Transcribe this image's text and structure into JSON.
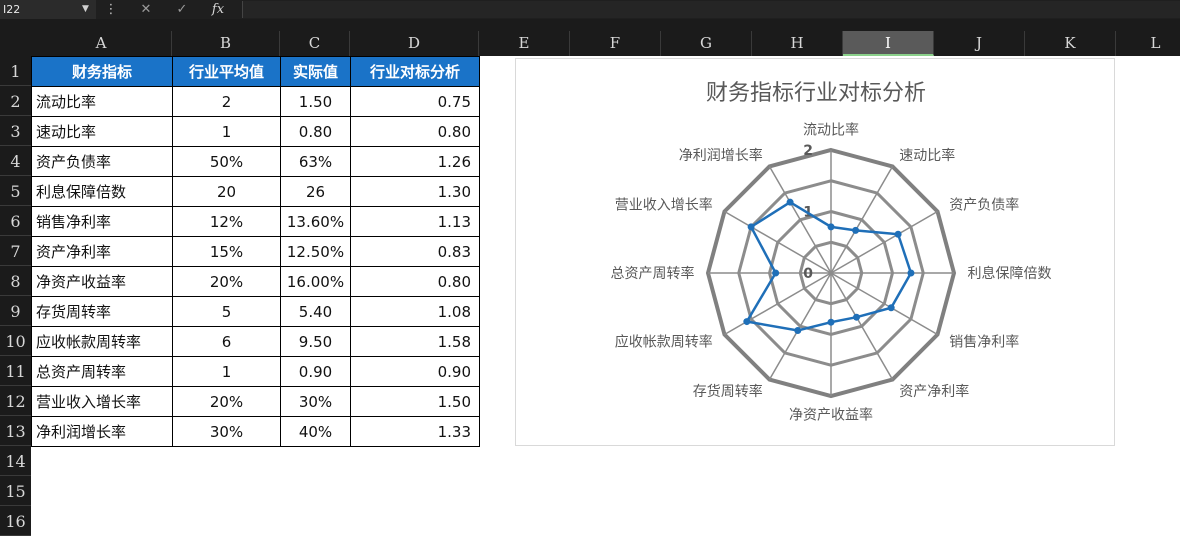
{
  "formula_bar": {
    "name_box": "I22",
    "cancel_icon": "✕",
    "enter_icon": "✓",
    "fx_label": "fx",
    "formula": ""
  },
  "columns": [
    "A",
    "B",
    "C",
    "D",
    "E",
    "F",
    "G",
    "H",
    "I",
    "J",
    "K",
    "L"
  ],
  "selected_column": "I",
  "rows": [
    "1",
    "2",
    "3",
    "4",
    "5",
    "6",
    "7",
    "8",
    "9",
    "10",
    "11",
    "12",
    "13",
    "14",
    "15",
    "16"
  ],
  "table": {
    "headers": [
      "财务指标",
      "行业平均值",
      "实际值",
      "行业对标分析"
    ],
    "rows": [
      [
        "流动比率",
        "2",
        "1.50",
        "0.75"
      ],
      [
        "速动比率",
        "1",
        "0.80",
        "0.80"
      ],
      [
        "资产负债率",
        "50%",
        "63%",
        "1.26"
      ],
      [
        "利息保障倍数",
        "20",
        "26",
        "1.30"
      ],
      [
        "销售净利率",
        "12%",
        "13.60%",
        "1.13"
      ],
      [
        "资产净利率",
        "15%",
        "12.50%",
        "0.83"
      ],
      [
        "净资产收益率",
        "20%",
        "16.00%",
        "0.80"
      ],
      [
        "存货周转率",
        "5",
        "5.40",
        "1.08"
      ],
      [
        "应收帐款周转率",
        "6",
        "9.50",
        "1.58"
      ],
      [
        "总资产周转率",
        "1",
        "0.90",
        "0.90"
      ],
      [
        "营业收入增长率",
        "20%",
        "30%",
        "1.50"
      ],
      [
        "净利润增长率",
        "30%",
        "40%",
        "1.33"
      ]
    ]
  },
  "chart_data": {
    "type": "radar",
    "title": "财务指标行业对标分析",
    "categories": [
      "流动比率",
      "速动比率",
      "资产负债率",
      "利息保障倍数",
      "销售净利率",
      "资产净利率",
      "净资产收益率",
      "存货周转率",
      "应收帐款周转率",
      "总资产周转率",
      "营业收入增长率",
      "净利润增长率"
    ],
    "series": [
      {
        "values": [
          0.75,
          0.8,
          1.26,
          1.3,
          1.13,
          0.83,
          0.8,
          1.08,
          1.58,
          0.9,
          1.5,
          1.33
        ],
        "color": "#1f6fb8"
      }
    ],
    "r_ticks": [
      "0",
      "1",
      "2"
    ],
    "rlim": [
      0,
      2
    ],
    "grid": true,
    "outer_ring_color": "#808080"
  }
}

* _What to produce_: Retype the listing exactly. Pictures do not belong in the copy.

* _Solution to this problem_:
Transcribe this image's text and structure into JSON.
{
  "formula_bar": {
    "name_box": "I22",
    "cancel_icon": "✕",
    "enter_icon": "✓",
    "fx_label": "fx",
    "formula": ""
  },
  "columns": [
    "A",
    "B",
    "C",
    "D",
    "E",
    "F",
    "G",
    "H",
    "I",
    "J",
    "K",
    "L"
  ],
  "selected_column": "I",
  "rows": [
    "1",
    "2",
    "3",
    "4",
    "5",
    "6",
    "7",
    "8",
    "9",
    "10",
    "11",
    "12",
    "13",
    "14",
    "15",
    "16"
  ],
  "table": {
    "headers": [
      "财务指标",
      "行业平均值",
      "实际值",
      "行业对标分析"
    ],
    "rows": [
      [
        "流动比率",
        "2",
        "1.50",
        "0.75"
      ],
      [
        "速动比率",
        "1",
        "0.80",
        "0.80"
      ],
      [
        "资产负债率",
        "50%",
        "63%",
        "1.26"
      ],
      [
        "利息保障倍数",
        "20",
        "26",
        "1.30"
      ],
      [
        "销售净利率",
        "12%",
        "13.60%",
        "1.13"
      ],
      [
        "资产净利率",
        "15%",
        "12.50%",
        "0.83"
      ],
      [
        "净资产收益率",
        "20%",
        "16.00%",
        "0.80"
      ],
      [
        "存货周转率",
        "5",
        "5.40",
        "1.08"
      ],
      [
        "应收帐款周转率",
        "6",
        "9.50",
        "1.58"
      ],
      [
        "总资产周转率",
        "1",
        "0.90",
        "0.90"
      ],
      [
        "营业收入增长率",
        "20%",
        "30%",
        "1.50"
      ],
      [
        "净利润增长率",
        "30%",
        "40%",
        "1.33"
      ]
    ]
  },
  "chart_data": {
    "type": "radar",
    "title": "财务指标行业对标分析",
    "categories": [
      "流动比率",
      "速动比率",
      "资产负债率",
      "利息保障倍数",
      "销售净利率",
      "资产净利率",
      "净资产收益率",
      "存货周转率",
      "应收帐款周转率",
      "总资产周转率",
      "营业收入增长率",
      "净利润增长率"
    ],
    "series": [
      {
        "values": [
          0.75,
          0.8,
          1.26,
          1.3,
          1.13,
          0.83,
          0.8,
          1.08,
          1.58,
          0.9,
          1.5,
          1.33
        ],
        "color": "#1f6fb8"
      }
    ],
    "r_ticks": [
      "0",
      "1",
      "2"
    ],
    "rlim": [
      0,
      2
    ],
    "grid": true,
    "outer_ring_color": "#808080"
  }
}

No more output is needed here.